## WHAT TO PRODUCE
Copy out the records precisely, omitting pictures.
┄┄┄┄┄┄┄┄┄┄
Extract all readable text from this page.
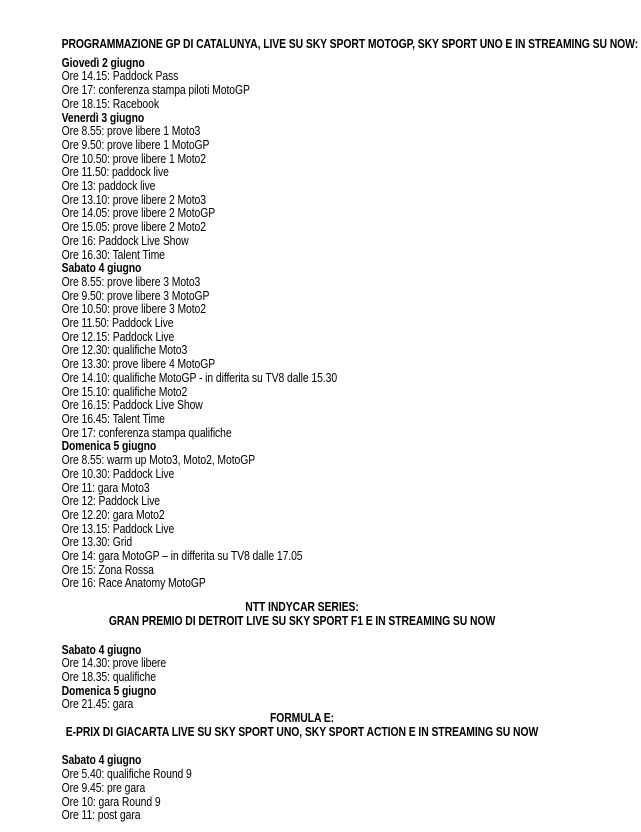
PROGRAMMAZIONE GP DI CATALUNYA, LIVE SU SKY SPORT MOTOGP, SKY SPORT UNO E IN STREAMING SU NOW:
Giovedì 2 giugno
Ore 14.15: Paddock Pass
Ore 17: conferenza stampa piloti MotoGP
Ore 18.15: Racebook
Venerdì 3 giugno
Ore 8.55: prove libere 1 Moto3
Ore 9.50: prove libere 1 MotoGP
Ore 10.50: prove libere 1 Moto2
Ore 11.50: paddock live
Ore 13: paddock live
Ore 13.10: prove libere 2 Moto3
Ore 14.05: prove libere 2 MotoGP
Ore 15.05: prove libere 2 Moto2
Ore 16: Paddock Live Show
Ore 16.30: Talent Time
Sabato 4 giugno
Ore 8.55: prove libere 3 Moto3
Ore 9.50: prove libere 3 MotoGP
Ore 10.50: prove libere 3 Moto2
Ore 11.50: Paddock Live
Ore 12.15: Paddock Live
Ore 12.30: qualifiche Moto3
Ore 13.30: prove libere 4 MotoGP
Ore 14.10: qualifiche MotoGP - in differita su TV8 dalle 15.30
Ore 15.10: qualifiche Moto2
Ore 16.15: Paddock Live Show
Ore 16.45: Talent Time
Ore 17: conferenza stampa qualifiche
Domenica 5 giugno
Ore 8.55: warm up Moto3, Moto2, MotoGP
Ore 10.30: Paddock Live
Ore 11: gara Moto3
Ore 12: Paddock Live
Ore 12.20: gara Moto2
Ore 13.15: Paddock Live
Ore 13.30: Grid
Ore 14: gara MotoGP – in differita su TV8 dalle 17.05
Ore 15: Zona Rossa
Ore 16: Race Anatomy MotoGP
NTT INDYCAR SERIES:
GRAN PREMIO DI DETROIT LIVE SU SKY SPORT F1 E IN STREAMING SU NOW
Sabato 4 giugno
Ore 14.30: prove libere
Ore 18.35: qualifiche
Domenica 5 giugno
Ore 21.45: gara
FORMULA E:
E-PRIX DI GIACARTA LIVE SU SKY SPORT UNO, SKY SPORT ACTION E IN STREAMING SU NOW
Sabato 4 giugno
Ore 5.40: qualifiche Round 9
Ore 9.45: pre gara
Ore 10: gara Round 9
Ore 11: post gara
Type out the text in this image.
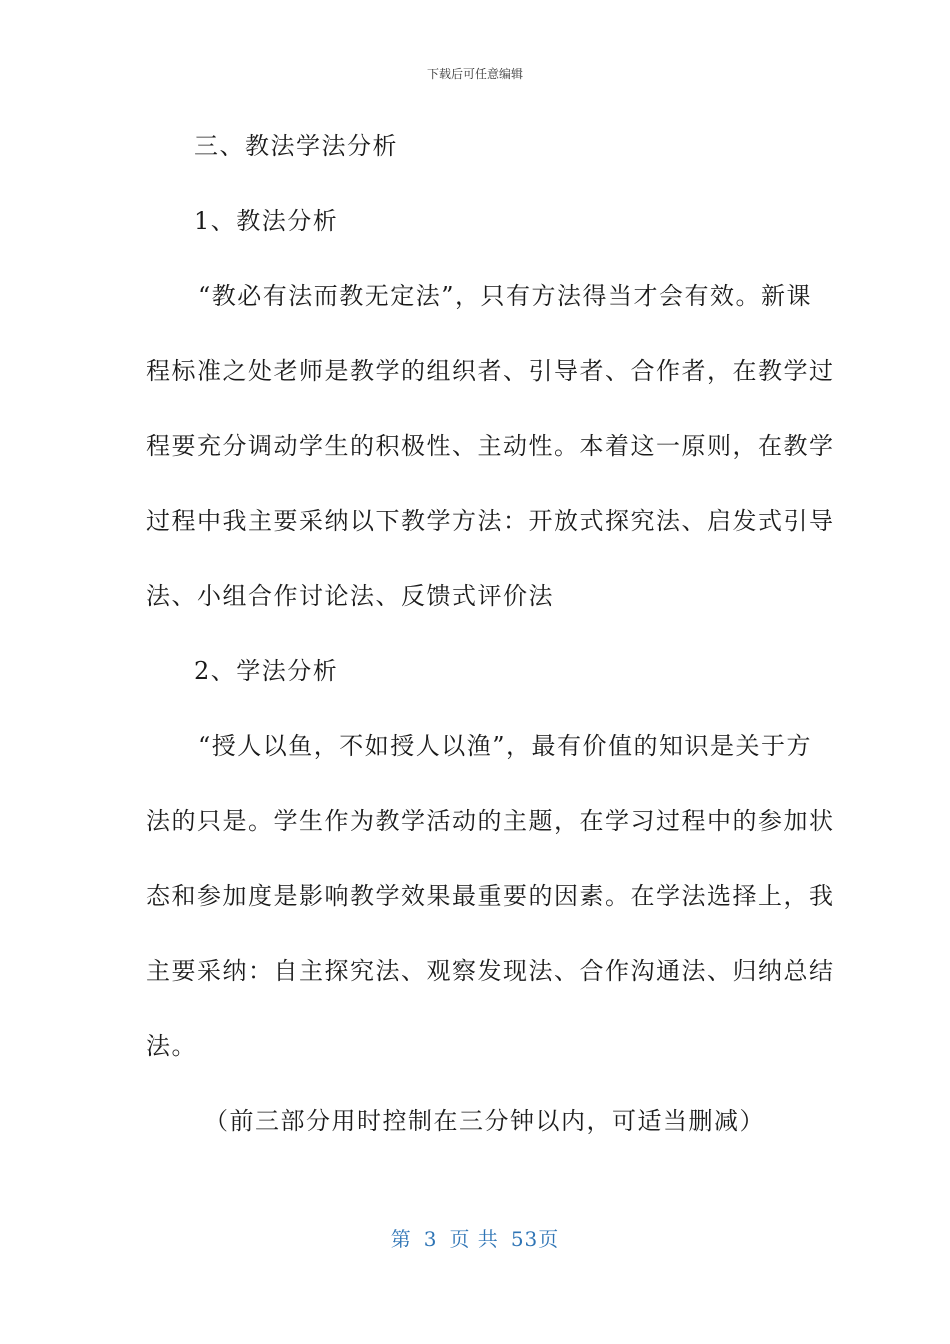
下载后可任意编辑
三、教法学法分析
1、教法分析
“教必有法而教无定法”，只有方法得当才会有效。新课
程标准之处老师是教学的组织者、引导者、合作者，在教学过
程要充分调动学生的积极性、主动性。本着这一原则，在教学
过程中我主要采纳以下教学方法：开放式探究法、启发式引导
法、小组合作讨论法、反馈式评价法
2、学法分析
“授人以鱼，不如授人以渔”，最有价值的知识是关于方
法的只是。学生作为教学活动的主题，在学习过程中的参加状
态和参加度是影响教学效果最重要的因素。在学法选择上，我
主要采纳：自主探究法、观察发现法、合作沟通法、归纳总结
法。
（前三部分用时控制在三分钟以内，可适当删减）
第 3 页 共 53页
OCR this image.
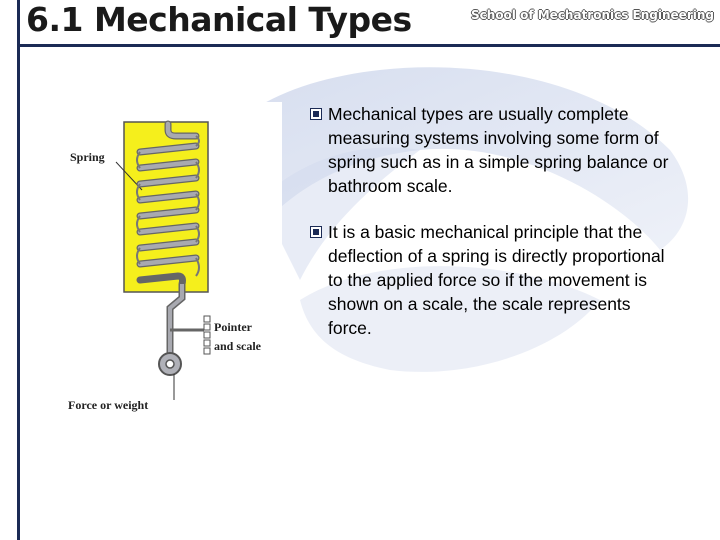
6.1 Mechanical Types	School of Mechatronics Engineering
Spring
Pointer
and scale
Force or weight
Mechanical types are usually complete measuring systems involving some form of spring such as in a simple spring balance or bathroom scale.
It is a basic mechanical principle that the deflection of a spring is directly proportional to the applied force so if the movement is shown on a scale, the scale represents force.
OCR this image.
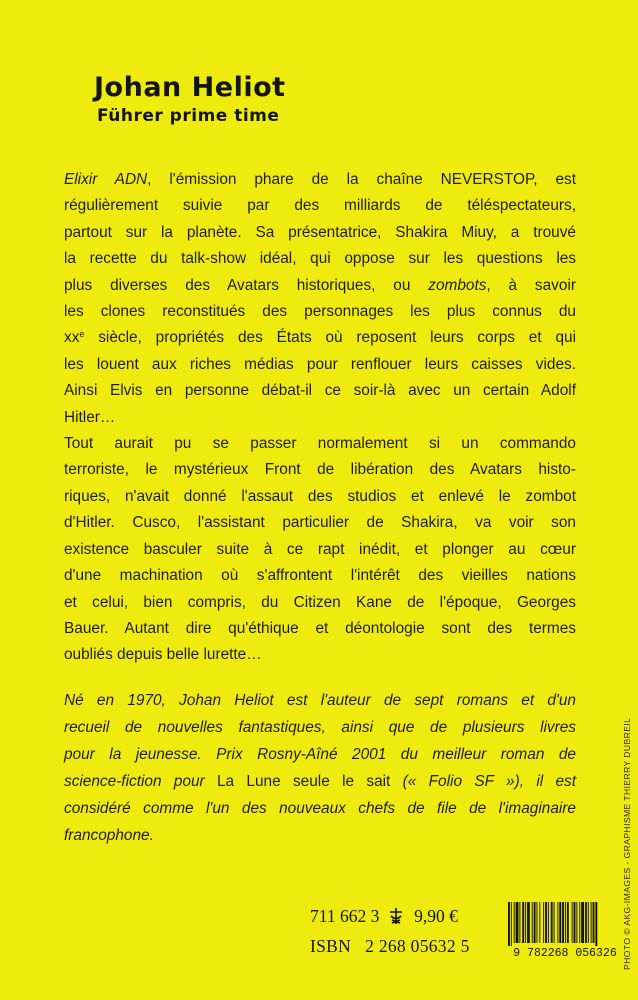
Johan Heliot
Führer prime time

Elixir ADN, l'émission phare de la chaîne NEVERSTOP, est
régulièrement suivie par des milliards de téléspectateurs,
partout sur la planète. Sa présentatrice, Shakira Miuy, a trouvé
la recette du talk-show idéal, qui oppose sur les questions les
plus diverses des Avatars historiques, ou zombots, à savoir
les clones reconstitués des personnages les plus connus du
$xx^e$ siècle, propriétés des États où reposent leurs corps et qui
les louent aux riches médias pour renflouer leurs caisses vides.
Ainsi Elvis en personne débat-il ce soir-là avec un certain Adolf
Hitler…

Tout aurait pu se passer normalement si un commando
terroriste, le mystérieux Front de libération des Avatars histo-
riques, n'avait donné l'assaut des studios et enlevé le zombot
d'Hitler. Cusco, l'assistant particulier de Shakira, va voir son
existence basculer suite à ce rapt inédit, et plonger au cœur
d'une machination où s'affrontent l'intérêt des vieilles nations
et celui, bien compris, du Citizen Kane de l'époque, Georges
Bauer. Autant dire qu'éthique et déontologie sont des termes
oubliés depuis belle lurette…

Né en 1970, Johan Heliot est l'auteur de sept romans et d'un
recueil de nouvelles fantastiques, ainsi que de plusieurs livres
pour la jeunesse. Prix Rosny-Aîné 2001 du meilleur roman de
science-fiction pour La Lune seule le sait (« Folio SF »), il est
considéré comme l'un des nouveaux chefs de file de l'imaginaire
francophone.	PHOTO © AKG-IMAGES - GRAPHISME THIERRY DUBREIL
711 662 3 9,90 €
ISBN 2 268 05632 5	9 782268 056326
┄┄┄┄┄┄┄┄┄┄
## SOLUTION TO THE PROBLEM
Extract all readable text from this page.
PROGRAMMAZIONE GP DI CATALUNYA, LIVE SU SKY SPORT MOTOGP, SKY SPORT UNO E IN STREAMING SU NOW:
Giovedì 2 giugno
Ore 14.15: Paddock Pass
Ore 17: conferenza stampa piloti MotoGP
Ore 18.15: Racebook
Venerdì 3 giugno
Ore 8.55: prove libere 1 Moto3
Ore 9.50: prove libere 1 MotoGP
Ore 10.50: prove libere 1 Moto2
Ore 11.50: paddock live
Ore 13: paddock live
Ore 13.10: prove libere 2 Moto3
Ore 14.05: prove libere 2 MotoGP
Ore 15.05: prove libere 2 Moto2
Ore 16: Paddock Live Show
Ore 16.30: Talent Time
Sabato 4 giugno
Ore 8.55: prove libere 3 Moto3
Ore 9.50: prove libere 3 MotoGP
Ore 10.50: prove libere 3 Moto2
Ore 11.50: Paddock Live
Ore 12.15: Paddock Live
Ore 12.30: qualifiche Moto3
Ore 13.30: prove libere 4 MotoGP
Ore 14.10: qualifiche MotoGP - in differita su TV8 dalle 15.30
Ore 15.10: qualifiche Moto2
Ore 16.15: Paddock Live Show
Ore 16.45: Talent Time
Ore 17: conferenza stampa qualifiche
Domenica 5 giugno
Ore 8.55: warm up Moto3, Moto2, MotoGP
Ore 10.30: Paddock Live
Ore 11: gara Moto3
Ore 12: Paddock Live
Ore 12.20: gara Moto2
Ore 13.15: Paddock Live
Ore 13.30: Grid
Ore 14: gara MotoGP – in differita su TV8 dalle 17.05
Ore 15: Zona Rossa
Ore 16: Race Anatomy MotoGP
NTT INDYCAR SERIES:
GRAN PREMIO DI DETROIT LIVE SU SKY SPORT F1 E IN STREAMING SU NOW
Sabato 4 giugno
Ore 14.30: prove libere
Ore 18.35: qualifiche
Domenica 5 giugno
Ore 21.45: gara
FORMULA E:
E-PRIX DI GIACARTA LIVE SU SKY SPORT UNO, SKY SPORT ACTION E IN STREAMING SU NOW
Sabato 4 giugno
Ore 5.40: qualifiche Round 9
Ore 9.45: pre gara
Ore 10: gara Round 9
Ore 11: post gara
Type out the text in this image.
下载后可任意编辑
三、教法学法分析
1、教法分析
“教必有法而教无定法”，只有方法得当才会有效。新课
程标准之处老师是教学的组织者、引导者、合作者，在教学过
程要充分调动学生的积极性、主动性。本着这一原则，在教学
过程中我主要采纳以下教学方法：开放式探究法、启发式引导
法、小组合作讨论法、反馈式评价法
2、学法分析
“授人以鱼，不如授人以渔”，最有价值的知识是关于方
法的只是。学生作为教学活动的主题，在学习过程中的参加状
态和参加度是影响教学效果最重要的因素。在学法选择上，我
主要采纳：自主探究法、观察发现法、合作沟通法、归纳总结
法。
（前三部分用时控制在三分钟以内，可适当删减）
第 3 页 共 53页
OCR this image.
6.1 Mechanical Types	School of Mechatronics Engineering
Spring
Pointer
and scale
Force or weight
Mechanical types are usually complete measuring systems involving some form of spring such as in a simple spring balance or bathroom scale.
It is a basic mechanical principle that the deflection of a spring is directly proportional to the applied force so if the movement is shown on a scale, the scale represents force.
OCR this image.
Johan Heliot
Führer prime time

Elixir ADN, l'émission phare de la chaîne NEVERSTOP, est
régulièrement suivie par des milliards de téléspectateurs,
partout sur la planète. Sa présentatrice, Shakira Miuy, a trouvé
la recette du talk-show idéal, qui oppose sur les questions les
plus diverses des Avatars historiques, ou zombots, à savoir
les clones reconstitués des personnages les plus connus du
$xx^e$ siècle, propriétés des États où reposent leurs corps et qui
les louent aux riches médias pour renflouer leurs caisses vides.
Ainsi Elvis en personne débat-il ce soir-là avec un certain Adolf
Hitler…

Tout aurait pu se passer normalement si un commando
terroriste, le mystérieux Front de libération des Avatars histo-
riques, n'avait donné l'assaut des studios et enlevé le zombot
d'Hitler. Cusco, l'assistant particulier de Shakira, va voir son
existence basculer suite à ce rapt inédit, et plonger au cœur
d'une machination où s'affrontent l'intérêt des vieilles nations
et celui, bien compris, du Citizen Kane de l'époque, Georges
Bauer. Autant dire qu'éthique et déontologie sont des termes
oubliés depuis belle lurette…

Né en 1970, Johan Heliot est l'auteur de sept romans et d'un
recueil de nouvelles fantastiques, ainsi que de plusieurs livres
pour la jeunesse. Prix Rosny-Aîné 2001 du meilleur roman de
science-fiction pour La Lune seule le sait (« Folio SF »), il est
considéré comme l'un des nouveaux chefs de file de l'imaginaire
francophone.	PHOTO © AKG-IMAGES - GRAPHISME THIERRY DUBREIL
711 662 3 9,90 €
ISBN 2 268 05632 5	9 782268 056326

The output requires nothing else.